**Problem to solve**:
Copy all lines in which the word "vaga" can be found.

**Recorded data**:
★ ★ ★ ★
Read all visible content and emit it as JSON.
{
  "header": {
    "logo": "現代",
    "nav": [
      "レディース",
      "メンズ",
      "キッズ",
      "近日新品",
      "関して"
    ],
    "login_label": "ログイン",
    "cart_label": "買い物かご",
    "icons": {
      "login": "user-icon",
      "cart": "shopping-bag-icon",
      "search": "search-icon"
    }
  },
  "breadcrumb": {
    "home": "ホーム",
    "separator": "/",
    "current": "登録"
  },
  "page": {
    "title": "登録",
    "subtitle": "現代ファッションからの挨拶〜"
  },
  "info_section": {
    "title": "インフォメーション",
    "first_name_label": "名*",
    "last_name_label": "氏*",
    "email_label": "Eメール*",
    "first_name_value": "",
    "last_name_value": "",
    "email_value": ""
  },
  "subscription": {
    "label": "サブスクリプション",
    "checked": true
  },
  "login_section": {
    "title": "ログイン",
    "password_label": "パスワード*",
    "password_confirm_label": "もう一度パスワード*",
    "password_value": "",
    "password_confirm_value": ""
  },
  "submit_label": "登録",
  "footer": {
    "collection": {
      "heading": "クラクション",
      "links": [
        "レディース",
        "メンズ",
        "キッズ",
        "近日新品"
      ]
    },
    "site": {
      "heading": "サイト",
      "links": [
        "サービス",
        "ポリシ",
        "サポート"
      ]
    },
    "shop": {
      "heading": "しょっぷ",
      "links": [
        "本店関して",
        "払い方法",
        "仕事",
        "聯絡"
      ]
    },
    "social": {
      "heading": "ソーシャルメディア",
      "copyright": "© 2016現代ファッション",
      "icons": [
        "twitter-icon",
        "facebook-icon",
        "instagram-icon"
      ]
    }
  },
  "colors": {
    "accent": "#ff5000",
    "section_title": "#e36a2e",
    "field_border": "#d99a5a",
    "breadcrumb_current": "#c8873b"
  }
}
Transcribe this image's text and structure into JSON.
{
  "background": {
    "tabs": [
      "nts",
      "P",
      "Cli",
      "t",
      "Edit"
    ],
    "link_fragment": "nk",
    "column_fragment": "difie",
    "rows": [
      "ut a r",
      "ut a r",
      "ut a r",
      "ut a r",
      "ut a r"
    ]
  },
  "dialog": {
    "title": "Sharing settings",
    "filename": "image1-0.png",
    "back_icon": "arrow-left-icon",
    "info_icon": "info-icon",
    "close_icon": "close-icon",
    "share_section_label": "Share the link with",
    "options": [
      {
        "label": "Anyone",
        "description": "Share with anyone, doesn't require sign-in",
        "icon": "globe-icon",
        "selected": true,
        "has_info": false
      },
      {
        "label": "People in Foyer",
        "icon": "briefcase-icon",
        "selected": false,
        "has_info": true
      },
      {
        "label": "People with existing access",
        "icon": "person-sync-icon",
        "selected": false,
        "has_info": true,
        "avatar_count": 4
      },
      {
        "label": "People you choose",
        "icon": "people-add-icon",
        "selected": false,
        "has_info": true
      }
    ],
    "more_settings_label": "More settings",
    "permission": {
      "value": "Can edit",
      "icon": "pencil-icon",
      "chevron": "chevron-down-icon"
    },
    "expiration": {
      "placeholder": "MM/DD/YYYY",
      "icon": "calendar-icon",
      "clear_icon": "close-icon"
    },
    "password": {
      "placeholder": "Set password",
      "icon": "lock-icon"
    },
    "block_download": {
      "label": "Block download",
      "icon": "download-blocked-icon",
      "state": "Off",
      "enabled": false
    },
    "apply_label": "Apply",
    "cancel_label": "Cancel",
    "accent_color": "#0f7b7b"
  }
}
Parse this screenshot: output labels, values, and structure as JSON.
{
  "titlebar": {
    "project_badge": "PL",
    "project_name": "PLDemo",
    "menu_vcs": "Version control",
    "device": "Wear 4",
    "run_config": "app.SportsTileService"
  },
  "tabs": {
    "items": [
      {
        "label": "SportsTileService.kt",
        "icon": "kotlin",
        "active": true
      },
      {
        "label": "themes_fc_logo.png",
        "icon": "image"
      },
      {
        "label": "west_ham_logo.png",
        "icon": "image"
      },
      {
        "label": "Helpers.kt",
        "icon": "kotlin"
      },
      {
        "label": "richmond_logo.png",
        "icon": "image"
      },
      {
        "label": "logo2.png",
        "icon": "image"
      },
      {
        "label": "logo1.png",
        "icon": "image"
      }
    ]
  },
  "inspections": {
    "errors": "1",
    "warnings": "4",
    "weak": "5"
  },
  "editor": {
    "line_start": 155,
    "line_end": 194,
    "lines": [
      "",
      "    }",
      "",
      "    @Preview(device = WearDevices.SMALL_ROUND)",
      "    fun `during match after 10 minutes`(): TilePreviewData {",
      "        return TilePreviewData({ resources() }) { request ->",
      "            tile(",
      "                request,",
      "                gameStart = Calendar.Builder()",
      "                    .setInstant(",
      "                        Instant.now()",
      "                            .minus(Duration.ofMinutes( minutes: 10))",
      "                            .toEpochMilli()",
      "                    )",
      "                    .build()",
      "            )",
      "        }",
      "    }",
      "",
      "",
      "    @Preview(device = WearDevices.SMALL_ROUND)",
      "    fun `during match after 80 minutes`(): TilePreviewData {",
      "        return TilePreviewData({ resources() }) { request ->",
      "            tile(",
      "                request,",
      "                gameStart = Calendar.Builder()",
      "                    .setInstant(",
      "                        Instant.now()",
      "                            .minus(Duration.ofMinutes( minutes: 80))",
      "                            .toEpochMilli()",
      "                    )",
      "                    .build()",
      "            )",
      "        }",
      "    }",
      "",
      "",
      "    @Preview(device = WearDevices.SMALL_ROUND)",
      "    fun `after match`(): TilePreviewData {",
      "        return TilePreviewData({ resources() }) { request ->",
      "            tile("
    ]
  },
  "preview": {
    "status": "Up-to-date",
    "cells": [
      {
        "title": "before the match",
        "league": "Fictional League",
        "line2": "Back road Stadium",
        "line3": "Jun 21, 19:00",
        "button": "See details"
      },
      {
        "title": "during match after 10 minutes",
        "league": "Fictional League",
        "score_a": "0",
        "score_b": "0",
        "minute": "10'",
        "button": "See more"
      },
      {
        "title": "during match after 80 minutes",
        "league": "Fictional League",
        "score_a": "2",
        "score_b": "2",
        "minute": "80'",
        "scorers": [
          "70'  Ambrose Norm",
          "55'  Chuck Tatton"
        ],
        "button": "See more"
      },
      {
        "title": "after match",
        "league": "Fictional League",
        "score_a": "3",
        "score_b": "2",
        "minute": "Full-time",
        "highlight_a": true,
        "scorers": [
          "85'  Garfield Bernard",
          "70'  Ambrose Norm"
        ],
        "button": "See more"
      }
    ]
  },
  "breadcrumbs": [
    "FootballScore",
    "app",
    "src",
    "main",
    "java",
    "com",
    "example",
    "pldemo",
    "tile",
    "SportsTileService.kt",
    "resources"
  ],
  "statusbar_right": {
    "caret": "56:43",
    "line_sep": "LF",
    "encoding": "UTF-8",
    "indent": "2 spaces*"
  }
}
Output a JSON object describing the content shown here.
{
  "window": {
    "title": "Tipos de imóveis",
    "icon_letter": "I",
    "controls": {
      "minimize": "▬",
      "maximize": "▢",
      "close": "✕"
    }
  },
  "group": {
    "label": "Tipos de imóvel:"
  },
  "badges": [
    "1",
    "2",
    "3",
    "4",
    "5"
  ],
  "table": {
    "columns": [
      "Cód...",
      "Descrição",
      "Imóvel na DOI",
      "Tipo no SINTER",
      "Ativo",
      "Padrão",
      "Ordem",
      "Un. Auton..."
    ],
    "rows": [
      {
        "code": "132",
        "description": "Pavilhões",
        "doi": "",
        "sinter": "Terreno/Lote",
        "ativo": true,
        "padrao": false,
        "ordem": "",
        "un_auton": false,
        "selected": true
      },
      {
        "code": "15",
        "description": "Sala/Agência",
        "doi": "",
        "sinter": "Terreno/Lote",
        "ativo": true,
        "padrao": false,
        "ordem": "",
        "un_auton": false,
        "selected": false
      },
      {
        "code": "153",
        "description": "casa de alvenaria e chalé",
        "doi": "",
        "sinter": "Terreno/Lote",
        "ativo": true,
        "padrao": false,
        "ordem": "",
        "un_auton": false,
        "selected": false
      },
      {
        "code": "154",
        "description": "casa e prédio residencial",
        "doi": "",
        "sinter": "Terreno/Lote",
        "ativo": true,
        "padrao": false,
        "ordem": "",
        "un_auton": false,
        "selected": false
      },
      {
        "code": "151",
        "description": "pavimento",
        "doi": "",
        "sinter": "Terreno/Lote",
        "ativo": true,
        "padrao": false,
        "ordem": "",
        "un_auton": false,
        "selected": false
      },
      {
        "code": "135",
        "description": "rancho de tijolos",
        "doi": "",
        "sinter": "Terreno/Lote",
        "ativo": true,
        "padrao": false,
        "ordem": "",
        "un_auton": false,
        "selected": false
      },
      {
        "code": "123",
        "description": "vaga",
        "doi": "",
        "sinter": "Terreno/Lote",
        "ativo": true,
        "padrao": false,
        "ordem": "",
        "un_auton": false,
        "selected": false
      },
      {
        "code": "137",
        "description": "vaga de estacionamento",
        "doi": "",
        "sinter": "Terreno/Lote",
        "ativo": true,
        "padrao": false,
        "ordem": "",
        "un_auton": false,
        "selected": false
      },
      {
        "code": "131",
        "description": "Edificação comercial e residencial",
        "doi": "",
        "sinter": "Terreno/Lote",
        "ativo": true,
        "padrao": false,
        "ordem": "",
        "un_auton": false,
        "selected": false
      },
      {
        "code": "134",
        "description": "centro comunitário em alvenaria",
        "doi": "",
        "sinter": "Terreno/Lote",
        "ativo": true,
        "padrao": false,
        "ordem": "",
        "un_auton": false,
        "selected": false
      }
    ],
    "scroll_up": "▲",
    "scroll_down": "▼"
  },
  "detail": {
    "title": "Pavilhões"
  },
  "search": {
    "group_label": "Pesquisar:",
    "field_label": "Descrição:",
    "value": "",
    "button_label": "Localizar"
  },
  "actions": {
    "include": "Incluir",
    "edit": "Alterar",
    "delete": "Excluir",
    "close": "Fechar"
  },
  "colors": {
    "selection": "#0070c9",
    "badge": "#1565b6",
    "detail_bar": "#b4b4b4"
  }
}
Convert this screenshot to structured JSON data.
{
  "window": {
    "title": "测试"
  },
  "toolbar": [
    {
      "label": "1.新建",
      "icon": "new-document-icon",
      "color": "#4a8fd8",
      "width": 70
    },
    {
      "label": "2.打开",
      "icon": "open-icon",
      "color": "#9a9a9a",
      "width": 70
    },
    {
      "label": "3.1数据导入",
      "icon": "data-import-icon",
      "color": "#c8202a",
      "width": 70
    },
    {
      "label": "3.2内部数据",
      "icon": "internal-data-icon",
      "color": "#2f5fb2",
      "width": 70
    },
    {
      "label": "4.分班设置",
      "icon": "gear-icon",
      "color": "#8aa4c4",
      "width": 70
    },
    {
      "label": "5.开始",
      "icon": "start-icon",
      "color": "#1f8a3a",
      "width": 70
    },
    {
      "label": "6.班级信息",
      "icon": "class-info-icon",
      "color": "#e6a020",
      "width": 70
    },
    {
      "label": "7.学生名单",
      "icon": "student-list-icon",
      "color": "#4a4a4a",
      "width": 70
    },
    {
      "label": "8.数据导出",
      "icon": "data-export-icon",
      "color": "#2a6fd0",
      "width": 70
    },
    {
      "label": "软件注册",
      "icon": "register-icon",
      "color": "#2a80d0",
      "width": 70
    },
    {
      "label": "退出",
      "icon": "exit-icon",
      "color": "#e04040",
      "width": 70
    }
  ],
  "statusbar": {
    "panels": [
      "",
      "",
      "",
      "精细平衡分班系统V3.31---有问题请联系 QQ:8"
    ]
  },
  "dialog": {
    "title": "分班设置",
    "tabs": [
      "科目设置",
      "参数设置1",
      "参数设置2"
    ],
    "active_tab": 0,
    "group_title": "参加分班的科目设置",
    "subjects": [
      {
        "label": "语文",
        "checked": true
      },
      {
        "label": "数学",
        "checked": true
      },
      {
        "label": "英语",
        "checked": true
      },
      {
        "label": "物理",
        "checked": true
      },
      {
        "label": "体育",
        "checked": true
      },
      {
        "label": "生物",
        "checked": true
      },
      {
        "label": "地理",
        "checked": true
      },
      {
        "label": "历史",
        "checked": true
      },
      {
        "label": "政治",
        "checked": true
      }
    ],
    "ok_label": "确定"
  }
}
★ ★ ★ ★
**Result**:
        "description": "vaga",
        "description": "vaga de estacionamento",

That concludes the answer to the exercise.